Brief - Extract all of the entries and set them down verbatim.

Data supplied -
□ □ □

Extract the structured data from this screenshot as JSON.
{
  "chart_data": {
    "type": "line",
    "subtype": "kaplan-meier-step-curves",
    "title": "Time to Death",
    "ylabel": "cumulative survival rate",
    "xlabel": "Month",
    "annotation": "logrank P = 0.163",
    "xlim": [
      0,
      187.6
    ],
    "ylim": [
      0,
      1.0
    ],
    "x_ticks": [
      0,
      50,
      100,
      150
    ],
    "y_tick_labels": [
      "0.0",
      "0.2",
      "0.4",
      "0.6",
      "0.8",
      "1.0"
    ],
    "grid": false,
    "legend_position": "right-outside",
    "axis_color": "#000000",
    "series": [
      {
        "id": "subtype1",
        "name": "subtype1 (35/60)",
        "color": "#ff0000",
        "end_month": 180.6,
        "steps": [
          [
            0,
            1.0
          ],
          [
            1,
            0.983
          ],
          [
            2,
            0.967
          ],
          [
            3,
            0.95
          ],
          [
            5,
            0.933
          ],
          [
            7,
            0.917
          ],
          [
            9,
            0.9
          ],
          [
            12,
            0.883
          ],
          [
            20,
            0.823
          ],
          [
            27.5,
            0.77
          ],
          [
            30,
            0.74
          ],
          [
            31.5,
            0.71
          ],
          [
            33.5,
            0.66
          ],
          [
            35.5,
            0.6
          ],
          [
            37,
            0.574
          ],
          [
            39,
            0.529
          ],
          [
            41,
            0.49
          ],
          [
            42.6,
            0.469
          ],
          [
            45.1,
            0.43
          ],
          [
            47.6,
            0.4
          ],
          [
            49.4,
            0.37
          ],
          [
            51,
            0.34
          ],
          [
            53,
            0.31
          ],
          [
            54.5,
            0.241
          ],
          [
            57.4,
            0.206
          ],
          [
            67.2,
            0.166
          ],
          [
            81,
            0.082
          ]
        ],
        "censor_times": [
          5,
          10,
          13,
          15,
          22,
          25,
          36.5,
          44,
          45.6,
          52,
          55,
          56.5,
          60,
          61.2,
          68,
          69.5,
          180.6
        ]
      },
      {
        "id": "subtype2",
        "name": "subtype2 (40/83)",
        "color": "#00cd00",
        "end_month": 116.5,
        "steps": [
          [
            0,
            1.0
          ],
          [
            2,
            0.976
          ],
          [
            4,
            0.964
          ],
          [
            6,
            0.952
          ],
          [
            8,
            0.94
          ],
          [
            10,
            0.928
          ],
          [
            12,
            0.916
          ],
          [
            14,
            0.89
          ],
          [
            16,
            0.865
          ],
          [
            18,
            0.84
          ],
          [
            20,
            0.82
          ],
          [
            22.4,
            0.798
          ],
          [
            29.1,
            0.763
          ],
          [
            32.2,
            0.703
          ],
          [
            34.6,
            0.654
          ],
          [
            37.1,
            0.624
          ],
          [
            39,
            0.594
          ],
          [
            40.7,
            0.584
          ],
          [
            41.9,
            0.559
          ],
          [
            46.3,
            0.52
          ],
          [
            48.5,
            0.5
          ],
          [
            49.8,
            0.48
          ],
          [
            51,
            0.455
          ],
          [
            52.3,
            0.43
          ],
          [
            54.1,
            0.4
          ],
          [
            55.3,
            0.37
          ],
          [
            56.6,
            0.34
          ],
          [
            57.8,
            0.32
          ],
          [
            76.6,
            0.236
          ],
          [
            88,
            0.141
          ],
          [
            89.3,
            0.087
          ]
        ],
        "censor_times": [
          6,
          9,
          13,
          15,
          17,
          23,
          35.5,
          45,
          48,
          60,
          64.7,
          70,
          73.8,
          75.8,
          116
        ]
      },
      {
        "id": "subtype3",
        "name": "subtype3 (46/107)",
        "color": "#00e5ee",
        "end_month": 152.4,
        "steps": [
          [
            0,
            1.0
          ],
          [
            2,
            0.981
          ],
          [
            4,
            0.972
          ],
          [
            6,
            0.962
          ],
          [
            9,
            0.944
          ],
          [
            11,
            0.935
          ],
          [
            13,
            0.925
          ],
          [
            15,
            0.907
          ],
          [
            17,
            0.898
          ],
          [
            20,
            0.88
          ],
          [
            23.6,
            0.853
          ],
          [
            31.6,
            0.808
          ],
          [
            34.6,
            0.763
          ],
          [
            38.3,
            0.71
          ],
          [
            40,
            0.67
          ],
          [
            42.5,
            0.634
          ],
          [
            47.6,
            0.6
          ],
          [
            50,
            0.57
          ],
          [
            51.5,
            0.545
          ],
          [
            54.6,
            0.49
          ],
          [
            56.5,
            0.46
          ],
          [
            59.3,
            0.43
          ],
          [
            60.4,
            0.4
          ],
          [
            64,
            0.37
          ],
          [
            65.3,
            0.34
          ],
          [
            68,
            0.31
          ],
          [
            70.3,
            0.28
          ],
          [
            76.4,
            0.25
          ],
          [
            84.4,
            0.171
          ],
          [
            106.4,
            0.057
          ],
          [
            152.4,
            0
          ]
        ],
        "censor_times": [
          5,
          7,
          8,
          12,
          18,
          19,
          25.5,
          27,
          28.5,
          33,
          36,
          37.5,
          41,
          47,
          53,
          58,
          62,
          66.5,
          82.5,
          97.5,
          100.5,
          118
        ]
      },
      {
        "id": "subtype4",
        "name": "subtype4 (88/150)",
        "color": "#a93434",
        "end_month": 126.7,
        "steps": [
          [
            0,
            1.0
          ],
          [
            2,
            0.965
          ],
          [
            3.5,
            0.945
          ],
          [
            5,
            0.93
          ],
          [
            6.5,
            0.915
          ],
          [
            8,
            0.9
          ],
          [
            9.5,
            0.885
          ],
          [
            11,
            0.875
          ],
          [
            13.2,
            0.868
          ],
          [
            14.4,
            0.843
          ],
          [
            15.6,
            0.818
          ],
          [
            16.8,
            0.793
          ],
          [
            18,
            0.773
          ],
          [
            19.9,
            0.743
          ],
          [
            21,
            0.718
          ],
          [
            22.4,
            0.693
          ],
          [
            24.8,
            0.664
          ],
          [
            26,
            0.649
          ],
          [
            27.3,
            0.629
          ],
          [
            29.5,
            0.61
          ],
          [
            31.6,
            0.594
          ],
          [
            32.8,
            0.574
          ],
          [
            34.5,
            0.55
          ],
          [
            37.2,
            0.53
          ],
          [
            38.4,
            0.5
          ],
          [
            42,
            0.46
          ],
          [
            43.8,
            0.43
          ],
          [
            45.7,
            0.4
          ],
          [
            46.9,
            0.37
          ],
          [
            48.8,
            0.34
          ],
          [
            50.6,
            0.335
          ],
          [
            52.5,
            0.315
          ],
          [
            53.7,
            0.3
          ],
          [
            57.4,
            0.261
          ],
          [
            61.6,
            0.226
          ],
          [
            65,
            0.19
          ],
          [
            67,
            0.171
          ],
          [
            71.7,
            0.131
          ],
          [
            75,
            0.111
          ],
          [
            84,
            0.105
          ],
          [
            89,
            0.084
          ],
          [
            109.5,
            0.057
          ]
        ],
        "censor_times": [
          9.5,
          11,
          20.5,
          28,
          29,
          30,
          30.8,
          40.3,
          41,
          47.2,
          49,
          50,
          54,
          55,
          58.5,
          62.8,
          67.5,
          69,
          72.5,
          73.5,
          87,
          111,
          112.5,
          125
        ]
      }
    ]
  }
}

□ □ □

Answer in full -
Extract the structured data from this screenshot as JSON.
{
  "chart_data": {
    "type": "line",
    "subtype": "kaplan-meier-step-curves",
    "title": "Time to Death",
    "ylabel": "cumulative survival rate",
    "xlabel": "Month",
    "annotation": "logrank P = 0.163",
    "xlim": [
      0,
      187.6
    ],
    "ylim": [
      0,
      1.0
    ],
    "x_ticks": [
      0,
      50,
      100,
      150
    ],
    "y_tick_labels": [
      "0.0",
      "0.2",
      "0.4",
      "0.6",
      "0.8",
      "1.0"
    ],
    "grid": false,
    "legend_position": "right-outside",
    "axis_color": "#000000",
    "series": [
      {
        "id": "subtype1",
        "name": "subtype1 (35/60)",
        "color": "#ff0000",
        "end_month": 180.6,
        "steps": [
          [
            0,
            1.0
          ],
          [
            1,
            0.983
          ],
          [
            2,
            0.967
          ],
          [
            3,
            0.95
          ],
          [
            5,
            0.933
          ],
          [
            7,
            0.917
          ],
          [
            9,
            0.9
          ],
          [
            12,
            0.883
          ],
          [
            20,
            0.823
          ],
          [
            27.5,
            0.77
          ],
          [
            30,
            0.74
          ],
          [
            31.5,
            0.71
          ],
          [
            33.5,
            0.66
          ],
          [
            35.5,
            0.6
          ],
          [
            37,
            0.574
          ],
          [
            39,
            0.529
          ],
          [
            41,
            0.49
          ],
          [
            42.6,
            0.469
          ],
          [
            45.1,
            0.43
          ],
          [
            47.6,
            0.4
          ],
          [
            49.4,
            0.37
          ],
          [
            51,
            0.34
          ],
          [
            53,
            0.31
          ],
          [
            54.5,
            0.241
          ],
          [
            57.4,
            0.206
          ],
          [
            67.2,
            0.166
          ],
          [
            81,
            0.082
          ]
        ],
        "censor_times": [
          5,
          10,
          13,
          15,
          22,
          25,
          36.5,
          44,
          45.6,
          52,
          55,
          56.5,
          60,
          61.2,
          68,
          69.5,
          180.6
        ]
      },
      {
        "id": "subtype2",
        "name": "subtype2 (40/83)",
        "color": "#00cd00",
        "end_month": 116.5,
        "steps": [
          [
            0,
            1.0
          ],
          [
            2,
            0.976
          ],
          [
            4,
            0.964
          ],
          [
            6,
            0.952
          ],
          [
            8,
            0.94
          ],
          [
            10,
            0.928
          ],
          [
            12,
            0.916
          ],
          [
            14,
            0.89
          ],
          [
            16,
            0.865
          ],
          [
            18,
            0.84
          ],
          [
            20,
            0.82
          ],
          [
            22.4,
            0.798
          ],
          [
            29.1,
            0.763
          ],
          [
            32.2,
            0.703
          ],
          [
            34.6,
            0.654
          ],
          [
            37.1,
            0.624
          ],
          [
            39,
            0.594
          ],
          [
            40.7,
            0.584
          ],
          [
            41.9,
            0.559
          ],
          [
            46.3,
            0.52
          ],
          [
            48.5,
            0.5
          ],
          [
            49.8,
            0.48
          ],
          [
            51,
            0.455
          ],
          [
            52.3,
            0.43
          ],
          [
            54.1,
            0.4
          ],
          [
            55.3,
            0.37
          ],
          [
            56.6,
            0.34
          ],
          [
            57.8,
            0.32
          ],
          [
            76.6,
            0.236
          ],
          [
            88,
            0.141
          ],
          [
            89.3,
            0.087
          ]
        ],
        "censor_times": [
          6,
          9,
          13,
          15,
          17,
          23,
          35.5,
          45,
          48,
          60,
          64.7,
          70,
          73.8,
          75.8,
          116
        ]
      },
      {
        "id": "subtype3",
        "name": "subtype3 (46/107)",
        "color": "#00e5ee",
        "end_month": 152.4,
        "steps": [
          [
            0,
            1.0
          ],
          [
            2,
            0.981
          ],
          [
            4,
            0.972
          ],
          [
            6,
            0.962
          ],
          [
            9,
            0.944
          ],
          [
            11,
            0.935
          ],
          [
            13,
            0.925
          ],
          [
            15,
            0.907
          ],
          [
            17,
            0.898
          ],
          [
            20,
            0.88
          ],
          [
            23.6,
            0.853
          ],
          [
            31.6,
            0.808
          ],
          [
            34.6,
            0.763
          ],
          [
            38.3,
            0.71
          ],
          [
            40,
            0.67
          ],
          [
            42.5,
            0.634
          ],
          [
            47.6,
            0.6
          ],
          [
            50,
            0.57
          ],
          [
            51.5,
            0.545
          ],
          [
            54.6,
            0.49
          ],
          [
            56.5,
            0.46
          ],
          [
            59.3,
            0.43
          ],
          [
            60.4,
            0.4
          ],
          [
            64,
            0.37
          ],
          [
            65.3,
            0.34
          ],
          [
            68,
            0.31
          ],
          [
            70.3,
            0.28
          ],
          [
            76.4,
            0.25
          ],
          [
            84.4,
            0.171
          ],
          [
            106.4,
            0.057
          ],
          [
            152.4,
            0
          ]
        ],
        "censor_times": [
          5,
          7,
          8,
          12,
          18,
          19,
          25.5,
          27,
          28.5,
          33,
          36,
          37.5,
          41,
          47,
          53,
          58,
          62,
          66.5,
          82.5,
          97.5,
          100.5,
          118
        ]
      },
      {
        "id": "subtype4",
        "name": "subtype4 (88/150)",
        "color": "#a93434",
        "end_month": 126.7,
        "steps": [
          [
            0,
            1.0
          ],
          [
            2,
            0.965
          ],
          [
            3.5,
            0.945
          ],
          [
            5,
            0.93
          ],
          [
            6.5,
            0.915
          ],
          [
            8,
            0.9
          ],
          [
            9.5,
            0.885
          ],
          [
            11,
            0.875
          ],
          [
            13.2,
            0.868
          ],
          [
            14.4,
            0.843
          ],
          [
            15.6,
            0.818
          ],
          [
            16.8,
            0.793
          ],
          [
            18,
            0.773
          ],
          [
            19.9,
            0.743
          ],
          [
            21,
            0.718
          ],
          [
            22.4,
            0.693
          ],
          [
            24.8,
            0.664
          ],
          [
            26,
            0.649
          ],
          [
            27.3,
            0.629
          ],
          [
            29.5,
            0.61
          ],
          [
            31.6,
            0.594
          ],
          [
            32.8,
            0.574
          ],
          [
            34.5,
            0.55
          ],
          [
            37.2,
            0.53
          ],
          [
            38.4,
            0.5
          ],
          [
            42,
            0.46
          ],
          [
            43.8,
            0.43
          ],
          [
            45.7,
            0.4
          ],
          [
            46.9,
            0.37
          ],
          [
            48.8,
            0.34
          ],
          [
            50.6,
            0.335
          ],
          [
            52.5,
            0.315
          ],
          [
            53.7,
            0.3
          ],
          [
            57.4,
            0.261
          ],
          [
            61.6,
            0.226
          ],
          [
            65,
            0.19
          ],
          [
            67,
            0.171
          ],
          [
            71.7,
            0.131
          ],
          [
            75,
            0.111
          ],
          [
            84,
            0.105
          ],
          [
            89,
            0.084
          ],
          [
            109.5,
            0.057
          ]
        ],
        "censor_times": [
          9.5,
          11,
          20.5,
          28,
          29,
          30,
          30.8,
          40.3,
          41,
          47.2,
          49,
          50,
          54,
          55,
          58.5,
          62.8,
          67.5,
          69,
          72.5,
          73.5,
          87,
          111,
          112.5,
          125
        ]
      }
    ]
  }
}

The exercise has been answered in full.